- [THE REQUEST] Copy the records below word for word, omitting the pictures.

- [MATERIAL FOR THIS TASK]
######
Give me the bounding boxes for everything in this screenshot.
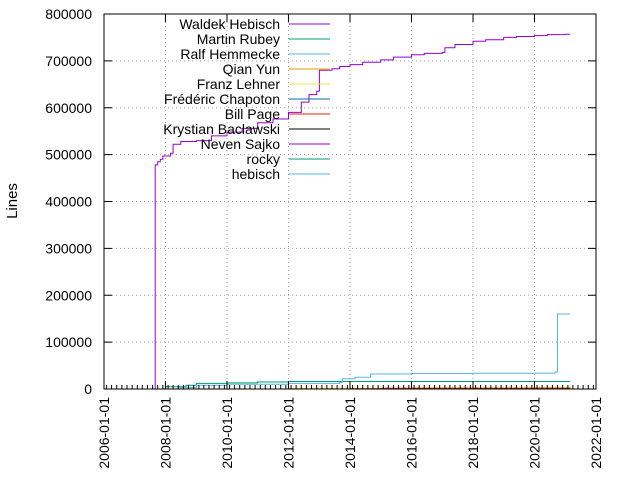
legend-label: Qian Yun <box>223 61 280 77</box>
legend-label: Krystian Baclawski <box>163 121 280 137</box>
y-tick-label: 400000 <box>45 194 92 210</box>
legend-label: Neven Sajko <box>201 136 281 152</box>
y-tick-label: 800000 <box>45 6 92 22</box>
x-tick-label: 2018-01-01 <box>465 397 481 469</box>
legend-label: hebisch <box>232 166 280 182</box>
series-line-2 <box>162 313 571 390</box>
x-tick-label: 2006-01-01 <box>96 397 112 469</box>
axes: 0 100000 200000 300000 400000 500000 600000 700… <box>45 6 604 469</box>
y-tick-label: 500000 <box>45 147 92 163</box>
y-tick-label: 700000 <box>45 53 92 69</box>
x-tick-label: 2016-01-01 <box>403 397 419 469</box>
series-line-1 <box>162 381 571 390</box>
grid <box>104 14 596 389</box>
legend-label: Frédéric Chapoton <box>164 91 280 107</box>
x-tick-label: 2010-01-01 <box>219 397 235 469</box>
legend-label: rocky <box>247 151 280 167</box>
x-tick-label: 2020-01-01 <box>526 397 542 469</box>
y-tick-label: 200000 <box>45 287 92 303</box>
series-line-0 <box>154 33 571 389</box>
y-tick-label: 600000 <box>45 100 92 116</box>
legend-label: Ralf Hemmecke <box>180 46 280 62</box>
y-tick-label: 100000 <box>45 334 92 350</box>
legend-label: Bill Page <box>225 106 280 122</box>
x-tick-label: 2012-01-01 <box>280 397 296 469</box>
legend-label: Martin Rubey <box>197 31 280 47</box>
y-axis-label: Lines <box>4 183 21 219</box>
y-tick-label: 0 <box>84 381 92 397</box>
legend-label: Waldek Hebisch <box>179 16 280 32</box>
legend-label: Franz Lehner <box>197 76 281 92</box>
y-tick-label: 300000 <box>45 240 92 256</box>
x-tick-label: 2022-01-01 <box>588 397 604 469</box>
plot-border <box>103 13 597 390</box>
x-tick-label: 2008-01-01 <box>157 397 173 469</box>
x-tick-label: 2014-01-01 <box>342 397 358 469</box>
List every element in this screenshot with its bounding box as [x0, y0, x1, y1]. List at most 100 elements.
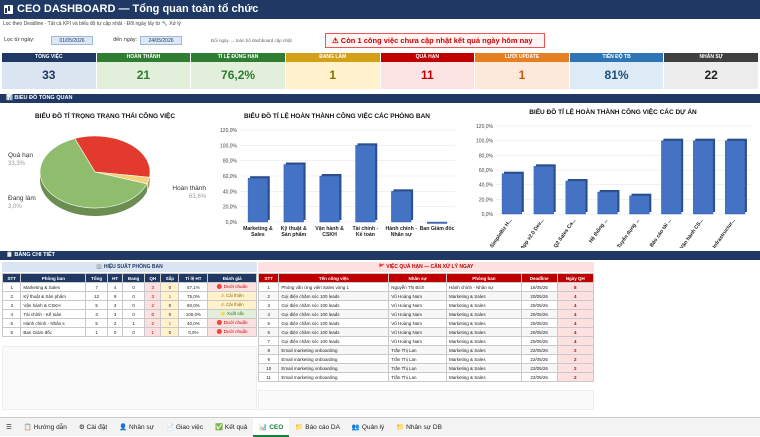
######
- [EXERCISE ANSWER]
Give me the bounding boxes for everything in this screenshot.
legend-label: Qian Yun <box>223 61 280 77</box>
legend-label: Krystian Baclawski <box>163 121 280 137</box>
y-tick-label: 400000 <box>45 194 92 210</box>
legend-label: Neven Sajko <box>201 136 281 152</box>
y-tick-label: 800000 <box>45 6 92 22</box>
x-tick-label: 2018-01-01 <box>465 397 481 469</box>
legend-label: hebisch <box>232 166 280 182</box>
series-line-2 <box>162 313 571 390</box>
x-tick-label: 2006-01-01 <box>96 397 112 469</box>
axes: 0 100000 200000 300000 400000 500000 600000 700… <box>45 6 604 469</box>
y-tick-label: 500000 <box>45 147 92 163</box>
y-tick-label: 700000 <box>45 53 92 69</box>
x-tick-label: 2016-01-01 <box>403 397 419 469</box>
series-line-1 <box>162 381 571 390</box>
grid <box>104 14 596 389</box>
legend-label: Frédéric Chapoton <box>164 91 280 107</box>
x-tick-label: 2010-01-01 <box>219 397 235 469</box>
legend-label: rocky <box>247 151 280 167</box>
x-tick-label: 2020-01-01 <box>526 397 542 469</box>
y-tick-label: 200000 <box>45 287 92 303</box>
series-line-0 <box>154 33 571 389</box>
y-tick-label: 600000 <box>45 100 92 116</box>
legend-label: Ralf Hemmecke <box>180 46 280 62</box>
y-tick-label: 100000 <box>45 334 92 350</box>
legend-label: Bill Page <box>225 106 280 122</box>
x-tick-label: 2012-01-01 <box>280 397 296 469</box>
legend-label: Martin Rubey <box>197 31 280 47</box>
y-axis-label: Lines <box>4 183 21 219</box>
y-tick-label: 0 <box>84 381 92 397</box>
legend-label: Waldek Hebisch <box>179 16 280 32</box>
legend-label: Franz Lehner <box>197 76 281 92</box>
y-tick-label: 300000 <box>45 240 92 256</box>
x-tick-label: 2022-01-01 <box>588 397 604 469</box>
plot-border <box>103 13 597 390</box>
x-tick-label: 2008-01-01 <box>157 397 173 469</box>
x-tick-label: 2014-01-01 <box>342 397 358 469</box>
List every element in this screenshot with its bounding box as [x0, y0, x1, y1]. List at most 100 elements.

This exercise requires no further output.